■ GIVEN REQUEST:
Extract each line of the data and write it out again exactly.

■ DATA TO PROCESS:
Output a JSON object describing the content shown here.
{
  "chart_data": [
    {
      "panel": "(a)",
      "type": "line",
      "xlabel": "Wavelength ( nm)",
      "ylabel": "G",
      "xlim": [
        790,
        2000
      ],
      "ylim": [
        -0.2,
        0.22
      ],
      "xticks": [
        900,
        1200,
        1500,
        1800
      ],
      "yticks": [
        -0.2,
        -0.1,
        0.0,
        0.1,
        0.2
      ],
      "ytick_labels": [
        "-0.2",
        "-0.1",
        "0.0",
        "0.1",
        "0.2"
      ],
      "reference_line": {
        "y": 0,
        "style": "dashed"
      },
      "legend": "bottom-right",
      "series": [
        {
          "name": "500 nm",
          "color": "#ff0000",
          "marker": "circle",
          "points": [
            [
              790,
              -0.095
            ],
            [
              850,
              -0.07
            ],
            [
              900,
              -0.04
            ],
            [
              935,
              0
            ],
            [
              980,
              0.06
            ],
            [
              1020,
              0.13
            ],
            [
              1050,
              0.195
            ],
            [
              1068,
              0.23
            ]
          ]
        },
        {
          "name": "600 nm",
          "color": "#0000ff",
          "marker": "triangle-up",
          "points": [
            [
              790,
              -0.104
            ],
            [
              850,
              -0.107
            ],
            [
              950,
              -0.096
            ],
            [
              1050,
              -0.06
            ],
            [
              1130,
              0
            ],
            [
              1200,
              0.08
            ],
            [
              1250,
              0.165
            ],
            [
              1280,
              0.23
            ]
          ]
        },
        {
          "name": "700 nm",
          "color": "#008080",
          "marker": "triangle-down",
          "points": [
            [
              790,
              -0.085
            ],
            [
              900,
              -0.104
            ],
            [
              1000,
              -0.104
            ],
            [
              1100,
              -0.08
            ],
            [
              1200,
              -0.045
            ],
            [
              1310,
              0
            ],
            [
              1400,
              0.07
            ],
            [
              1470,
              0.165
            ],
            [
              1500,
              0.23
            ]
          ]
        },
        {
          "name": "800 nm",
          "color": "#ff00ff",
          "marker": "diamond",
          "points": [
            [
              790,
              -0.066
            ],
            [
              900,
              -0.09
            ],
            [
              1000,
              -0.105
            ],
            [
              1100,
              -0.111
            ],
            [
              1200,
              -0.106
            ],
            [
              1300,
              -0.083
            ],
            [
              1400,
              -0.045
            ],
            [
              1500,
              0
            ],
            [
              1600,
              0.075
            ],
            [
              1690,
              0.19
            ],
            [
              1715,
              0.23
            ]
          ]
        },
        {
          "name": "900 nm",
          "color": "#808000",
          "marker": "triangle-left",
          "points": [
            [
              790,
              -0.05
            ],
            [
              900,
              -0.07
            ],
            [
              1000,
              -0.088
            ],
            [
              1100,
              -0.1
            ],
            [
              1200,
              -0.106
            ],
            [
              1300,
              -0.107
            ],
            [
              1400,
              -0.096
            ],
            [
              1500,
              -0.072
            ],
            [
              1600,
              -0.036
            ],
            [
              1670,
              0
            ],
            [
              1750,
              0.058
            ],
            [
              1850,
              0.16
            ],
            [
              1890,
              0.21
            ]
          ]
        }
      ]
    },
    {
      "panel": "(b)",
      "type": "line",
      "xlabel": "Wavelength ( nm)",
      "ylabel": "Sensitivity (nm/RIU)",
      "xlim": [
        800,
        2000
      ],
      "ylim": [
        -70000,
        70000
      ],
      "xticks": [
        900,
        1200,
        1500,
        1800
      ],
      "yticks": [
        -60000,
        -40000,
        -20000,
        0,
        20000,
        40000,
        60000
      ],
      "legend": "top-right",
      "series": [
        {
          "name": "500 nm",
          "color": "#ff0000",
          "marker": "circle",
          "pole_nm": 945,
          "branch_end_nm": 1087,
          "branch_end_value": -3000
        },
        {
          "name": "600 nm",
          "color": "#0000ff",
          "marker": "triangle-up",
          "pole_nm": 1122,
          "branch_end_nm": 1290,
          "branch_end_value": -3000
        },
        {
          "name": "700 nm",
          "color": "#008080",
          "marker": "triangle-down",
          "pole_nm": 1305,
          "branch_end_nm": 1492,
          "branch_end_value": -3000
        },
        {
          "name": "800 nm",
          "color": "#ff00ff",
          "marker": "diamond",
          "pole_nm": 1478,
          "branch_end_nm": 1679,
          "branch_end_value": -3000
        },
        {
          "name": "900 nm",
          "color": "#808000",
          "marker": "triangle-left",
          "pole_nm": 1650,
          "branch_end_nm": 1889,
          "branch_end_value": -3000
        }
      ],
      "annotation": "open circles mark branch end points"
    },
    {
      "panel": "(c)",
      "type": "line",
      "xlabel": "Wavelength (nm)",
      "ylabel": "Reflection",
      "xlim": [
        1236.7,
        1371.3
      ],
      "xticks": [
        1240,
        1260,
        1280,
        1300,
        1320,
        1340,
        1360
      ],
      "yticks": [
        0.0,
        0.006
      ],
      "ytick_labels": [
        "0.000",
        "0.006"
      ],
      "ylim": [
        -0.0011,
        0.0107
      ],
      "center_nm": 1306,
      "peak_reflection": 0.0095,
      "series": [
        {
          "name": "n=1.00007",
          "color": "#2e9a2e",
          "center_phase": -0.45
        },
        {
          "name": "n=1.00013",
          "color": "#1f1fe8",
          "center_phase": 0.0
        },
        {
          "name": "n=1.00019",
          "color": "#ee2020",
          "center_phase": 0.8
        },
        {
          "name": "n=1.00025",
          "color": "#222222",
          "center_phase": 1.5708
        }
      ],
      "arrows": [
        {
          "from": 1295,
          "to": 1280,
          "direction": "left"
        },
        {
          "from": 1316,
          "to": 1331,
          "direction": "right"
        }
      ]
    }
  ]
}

■ TASK RESPONSE:
Output a JSON object describing the content shown here.
{
  "chart_data": [
    {
      "panel": "(a)",
      "type": "line",
      "xlabel": "Wavelength ( nm)",
      "ylabel": "G",
      "xlim": [
        790,
        2000
      ],
      "ylim": [
        -0.2,
        0.22
      ],
      "xticks": [
        900,
        1200,
        1500,
        1800
      ],
      "yticks": [
        -0.2,
        -0.1,
        0.0,
        0.1,
        0.2
      ],
      "ytick_labels": [
        "-0.2",
        "-0.1",
        "0.0",
        "0.1",
        "0.2"
      ],
      "reference_line": {
        "y": 0,
        "style": "dashed"
      },
      "legend": "bottom-right",
      "series": [
        {
          "name": "500 nm",
          "color": "#ff0000",
          "marker": "circle",
          "points": [
            [
              790,
              -0.095
            ],
            [
              850,
              -0.07
            ],
            [
              900,
              -0.04
            ],
            [
              935,
              0
            ],
            [
              980,
              0.06
            ],
            [
              1020,
              0.13
            ],
            [
              1050,
              0.195
            ],
            [
              1068,
              0.23
            ]
          ]
        },
        {
          "name": "600 nm",
          "color": "#0000ff",
          "marker": "triangle-up",
          "points": [
            [
              790,
              -0.104
            ],
            [
              850,
              -0.107
            ],
            [
              950,
              -0.096
            ],
            [
              1050,
              -0.06
            ],
            [
              1130,
              0
            ],
            [
              1200,
              0.08
            ],
            [
              1250,
              0.165
            ],
            [
              1280,
              0.23
            ]
          ]
        },
        {
          "name": "700 nm",
          "color": "#008080",
          "marker": "triangle-down",
          "points": [
            [
              790,
              -0.085
            ],
            [
              900,
              -0.104
            ],
            [
              1000,
              -0.104
            ],
            [
              1100,
              -0.08
            ],
            [
              1200,
              -0.045
            ],
            [
              1310,
              0
            ],
            [
              1400,
              0.07
            ],
            [
              1470,
              0.165
            ],
            [
              1500,
              0.23
            ]
          ]
        },
        {
          "name": "800 nm",
          "color": "#ff00ff",
          "marker": "diamond",
          "points": [
            [
              790,
              -0.066
            ],
            [
              900,
              -0.09
            ],
            [
              1000,
              -0.105
            ],
            [
              1100,
              -0.111
            ],
            [
              1200,
              -0.106
            ],
            [
              1300,
              -0.083
            ],
            [
              1400,
              -0.045
            ],
            [
              1500,
              0
            ],
            [
              1600,
              0.075
            ],
            [
              1690,
              0.19
            ],
            [
              1715,
              0.23
            ]
          ]
        },
        {
          "name": "900 nm",
          "color": "#808000",
          "marker": "triangle-left",
          "points": [
            [
              790,
              -0.05
            ],
            [
              900,
              -0.07
            ],
            [
              1000,
              -0.088
            ],
            [
              1100,
              -0.1
            ],
            [
              1200,
              -0.106
            ],
            [
              1300,
              -0.107
            ],
            [
              1400,
              -0.096
            ],
            [
              1500,
              -0.072
            ],
            [
              1600,
              -0.036
            ],
            [
              1670,
              0
            ],
            [
              1750,
              0.058
            ],
            [
              1850,
              0.16
            ],
            [
              1890,
              0.21
            ]
          ]
        }
      ]
    },
    {
      "panel": "(b)",
      "type": "line",
      "xlabel": "Wavelength ( nm)",
      "ylabel": "Sensitivity (nm/RIU)",
      "xlim": [
        800,
        2000
      ],
      "ylim": [
        -70000,
        70000
      ],
      "xticks": [
        900,
        1200,
        1500,
        1800
      ],
      "yticks": [
        -60000,
        -40000,
        -20000,
        0,
        20000,
        40000,
        60000
      ],
      "legend": "top-right",
      "series": [
        {
          "name": "500 nm",
          "color": "#ff0000",
          "marker": "circle",
          "pole_nm": 945,
          "branch_end_nm": 1087,
          "branch_end_value": -3000
        },
        {
          "name": "600 nm",
          "color": "#0000ff",
          "marker": "triangle-up",
          "pole_nm": 1122,
          "branch_end_nm": 1290,
          "branch_end_value": -3000
        },
        {
          "name": "700 nm",
          "color": "#008080",
          "marker": "triangle-down",
          "pole_nm": 1305,
          "branch_end_nm": 1492,
          "branch_end_value": -3000
        },
        {
          "name": "800 nm",
          "color": "#ff00ff",
          "marker": "diamond",
          "pole_nm": 1478,
          "branch_end_nm": 1679,
          "branch_end_value": -3000
        },
        {
          "name": "900 nm",
          "color": "#808000",
          "marker": "triangle-left",
          "pole_nm": 1650,
          "branch_end_nm": 1889,
          "branch_end_value": -3000
        }
      ],
      "annotation": "open circles mark branch end points"
    },
    {
      "panel": "(c)",
      "type": "line",
      "xlabel": "Wavelength (nm)",
      "ylabel": "Reflection",
      "xlim": [
        1236.7,
        1371.3
      ],
      "xticks": [
        1240,
        1260,
        1280,
        1300,
        1320,
        1340,
        1360
      ],
      "yticks": [
        0.0,
        0.006
      ],
      "ytick_labels": [
        "0.000",
        "0.006"
      ],
      "ylim": [
        -0.0011,
        0.0107
      ],
      "center_nm": 1306,
      "peak_reflection": 0.0095,
      "series": [
        {
          "name": "n=1.00007",
          "color": "#2e9a2e",
          "center_phase": -0.45
        },
        {
          "name": "n=1.00013",
          "color": "#1f1fe8",
          "center_phase": 0.0
        },
        {
          "name": "n=1.00019",
          "color": "#ee2020",
          "center_phase": 0.8
        },
        {
          "name": "n=1.00025",
          "color": "#222222",
          "center_phase": 1.5708
        }
      ],
      "arrows": [
        {
          "from": 1295,
          "to": 1280,
          "direction": "left"
        },
        {
          "from": 1316,
          "to": 1331,
          "direction": "right"
        }
      ]
    }
  ]
}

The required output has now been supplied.